Extracted data →
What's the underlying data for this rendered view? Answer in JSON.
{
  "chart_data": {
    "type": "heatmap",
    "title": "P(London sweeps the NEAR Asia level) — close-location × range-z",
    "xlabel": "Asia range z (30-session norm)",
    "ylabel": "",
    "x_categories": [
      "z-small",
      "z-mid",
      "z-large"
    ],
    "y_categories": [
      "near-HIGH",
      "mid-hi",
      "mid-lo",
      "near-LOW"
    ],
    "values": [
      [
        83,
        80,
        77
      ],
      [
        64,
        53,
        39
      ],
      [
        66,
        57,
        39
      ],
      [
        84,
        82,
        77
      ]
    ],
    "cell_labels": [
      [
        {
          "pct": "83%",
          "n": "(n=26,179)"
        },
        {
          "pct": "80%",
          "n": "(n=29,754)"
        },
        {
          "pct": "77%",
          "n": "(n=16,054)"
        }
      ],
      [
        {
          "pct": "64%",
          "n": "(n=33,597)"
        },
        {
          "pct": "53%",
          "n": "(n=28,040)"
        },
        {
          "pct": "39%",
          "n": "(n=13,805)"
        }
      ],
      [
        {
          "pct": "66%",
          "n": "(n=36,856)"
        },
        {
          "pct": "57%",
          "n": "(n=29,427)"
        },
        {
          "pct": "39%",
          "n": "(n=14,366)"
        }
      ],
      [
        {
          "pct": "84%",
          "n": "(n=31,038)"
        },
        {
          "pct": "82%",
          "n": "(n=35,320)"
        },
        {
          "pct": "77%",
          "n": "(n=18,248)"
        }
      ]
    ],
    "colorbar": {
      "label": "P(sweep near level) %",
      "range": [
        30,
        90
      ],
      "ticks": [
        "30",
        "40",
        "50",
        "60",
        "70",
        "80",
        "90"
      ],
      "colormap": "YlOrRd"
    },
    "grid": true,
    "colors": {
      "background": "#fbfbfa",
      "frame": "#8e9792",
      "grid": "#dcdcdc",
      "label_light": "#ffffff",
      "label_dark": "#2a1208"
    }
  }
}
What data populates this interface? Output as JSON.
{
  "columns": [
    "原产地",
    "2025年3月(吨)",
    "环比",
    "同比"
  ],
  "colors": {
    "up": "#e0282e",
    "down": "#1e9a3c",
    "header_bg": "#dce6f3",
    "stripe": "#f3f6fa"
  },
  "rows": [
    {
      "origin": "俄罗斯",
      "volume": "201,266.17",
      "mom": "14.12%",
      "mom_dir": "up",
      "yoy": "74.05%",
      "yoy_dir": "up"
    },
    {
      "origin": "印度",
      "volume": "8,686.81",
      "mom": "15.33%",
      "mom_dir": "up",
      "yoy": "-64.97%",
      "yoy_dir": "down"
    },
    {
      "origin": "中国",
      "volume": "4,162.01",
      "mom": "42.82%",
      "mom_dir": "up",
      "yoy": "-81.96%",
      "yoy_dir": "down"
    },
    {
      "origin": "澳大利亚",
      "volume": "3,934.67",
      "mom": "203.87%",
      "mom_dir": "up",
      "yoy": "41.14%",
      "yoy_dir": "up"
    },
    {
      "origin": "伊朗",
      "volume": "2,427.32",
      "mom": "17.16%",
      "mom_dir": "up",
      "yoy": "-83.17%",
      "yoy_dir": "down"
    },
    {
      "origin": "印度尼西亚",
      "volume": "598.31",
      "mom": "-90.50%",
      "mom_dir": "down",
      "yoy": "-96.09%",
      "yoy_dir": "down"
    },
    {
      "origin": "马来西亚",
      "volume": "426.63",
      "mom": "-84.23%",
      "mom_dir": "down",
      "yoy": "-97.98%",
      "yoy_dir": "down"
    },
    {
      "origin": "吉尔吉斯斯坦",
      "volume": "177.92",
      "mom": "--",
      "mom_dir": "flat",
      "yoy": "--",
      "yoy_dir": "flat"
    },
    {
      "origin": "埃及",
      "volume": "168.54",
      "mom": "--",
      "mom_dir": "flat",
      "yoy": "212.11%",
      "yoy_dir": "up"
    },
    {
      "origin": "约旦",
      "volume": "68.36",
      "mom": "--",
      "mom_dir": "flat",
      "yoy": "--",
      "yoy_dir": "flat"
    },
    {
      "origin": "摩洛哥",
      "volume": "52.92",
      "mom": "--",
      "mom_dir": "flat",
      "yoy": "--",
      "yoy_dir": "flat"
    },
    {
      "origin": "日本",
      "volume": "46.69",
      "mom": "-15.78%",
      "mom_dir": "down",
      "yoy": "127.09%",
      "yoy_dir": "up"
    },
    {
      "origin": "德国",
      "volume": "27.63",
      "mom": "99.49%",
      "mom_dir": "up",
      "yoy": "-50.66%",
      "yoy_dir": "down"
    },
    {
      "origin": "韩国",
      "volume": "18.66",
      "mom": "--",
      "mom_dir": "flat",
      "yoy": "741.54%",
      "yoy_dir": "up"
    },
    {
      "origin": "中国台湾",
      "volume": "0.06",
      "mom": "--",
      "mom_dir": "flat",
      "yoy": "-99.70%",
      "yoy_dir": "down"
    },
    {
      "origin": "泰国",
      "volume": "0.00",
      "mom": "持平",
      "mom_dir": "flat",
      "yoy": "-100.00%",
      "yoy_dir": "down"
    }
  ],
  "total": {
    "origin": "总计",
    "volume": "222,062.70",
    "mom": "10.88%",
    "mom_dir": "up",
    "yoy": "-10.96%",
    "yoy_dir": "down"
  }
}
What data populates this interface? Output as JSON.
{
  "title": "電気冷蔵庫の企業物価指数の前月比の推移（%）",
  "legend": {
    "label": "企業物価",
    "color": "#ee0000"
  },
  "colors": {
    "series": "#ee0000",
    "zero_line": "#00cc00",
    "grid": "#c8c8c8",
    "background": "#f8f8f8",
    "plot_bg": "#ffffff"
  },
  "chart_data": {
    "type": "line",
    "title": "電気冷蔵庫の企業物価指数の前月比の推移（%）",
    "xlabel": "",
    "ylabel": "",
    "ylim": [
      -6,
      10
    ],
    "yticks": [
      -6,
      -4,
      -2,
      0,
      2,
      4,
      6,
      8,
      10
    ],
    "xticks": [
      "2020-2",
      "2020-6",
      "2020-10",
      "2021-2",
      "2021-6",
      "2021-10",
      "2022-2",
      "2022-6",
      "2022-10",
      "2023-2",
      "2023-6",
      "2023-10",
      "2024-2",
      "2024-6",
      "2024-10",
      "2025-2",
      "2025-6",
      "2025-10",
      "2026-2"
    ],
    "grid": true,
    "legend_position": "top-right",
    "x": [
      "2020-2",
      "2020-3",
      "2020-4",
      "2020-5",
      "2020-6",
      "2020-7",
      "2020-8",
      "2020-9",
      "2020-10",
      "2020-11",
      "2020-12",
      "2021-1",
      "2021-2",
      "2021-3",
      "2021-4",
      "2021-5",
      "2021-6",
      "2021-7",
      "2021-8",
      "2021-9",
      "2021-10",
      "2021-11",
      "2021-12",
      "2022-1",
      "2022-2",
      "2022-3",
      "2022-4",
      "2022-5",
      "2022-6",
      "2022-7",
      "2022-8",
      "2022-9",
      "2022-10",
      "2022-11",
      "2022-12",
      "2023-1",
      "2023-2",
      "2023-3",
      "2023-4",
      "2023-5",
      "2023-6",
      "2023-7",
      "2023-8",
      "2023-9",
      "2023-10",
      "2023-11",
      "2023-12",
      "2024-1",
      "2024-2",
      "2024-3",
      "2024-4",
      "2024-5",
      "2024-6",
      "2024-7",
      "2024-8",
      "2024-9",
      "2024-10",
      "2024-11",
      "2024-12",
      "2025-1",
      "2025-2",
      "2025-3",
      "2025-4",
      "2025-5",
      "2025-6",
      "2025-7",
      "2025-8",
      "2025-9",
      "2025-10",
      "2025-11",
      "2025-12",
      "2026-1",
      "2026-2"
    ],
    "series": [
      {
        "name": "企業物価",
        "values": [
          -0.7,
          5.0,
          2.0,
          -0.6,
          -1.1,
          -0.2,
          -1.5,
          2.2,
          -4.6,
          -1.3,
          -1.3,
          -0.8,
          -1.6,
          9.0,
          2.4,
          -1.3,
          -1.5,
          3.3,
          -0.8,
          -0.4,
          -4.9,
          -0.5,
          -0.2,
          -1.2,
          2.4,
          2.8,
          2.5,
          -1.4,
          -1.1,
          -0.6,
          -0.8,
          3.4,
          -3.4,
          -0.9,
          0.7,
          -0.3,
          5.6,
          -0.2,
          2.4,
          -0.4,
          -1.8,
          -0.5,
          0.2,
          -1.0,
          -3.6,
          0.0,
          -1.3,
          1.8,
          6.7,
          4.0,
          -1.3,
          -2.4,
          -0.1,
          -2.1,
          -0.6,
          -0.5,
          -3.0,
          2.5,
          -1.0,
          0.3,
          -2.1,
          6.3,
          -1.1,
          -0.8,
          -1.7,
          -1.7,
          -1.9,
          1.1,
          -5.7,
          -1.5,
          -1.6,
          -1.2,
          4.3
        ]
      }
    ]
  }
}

Problem requirements → Of the lines in the material, how many hold the word "level"? Reply with the number only.

The solution → 2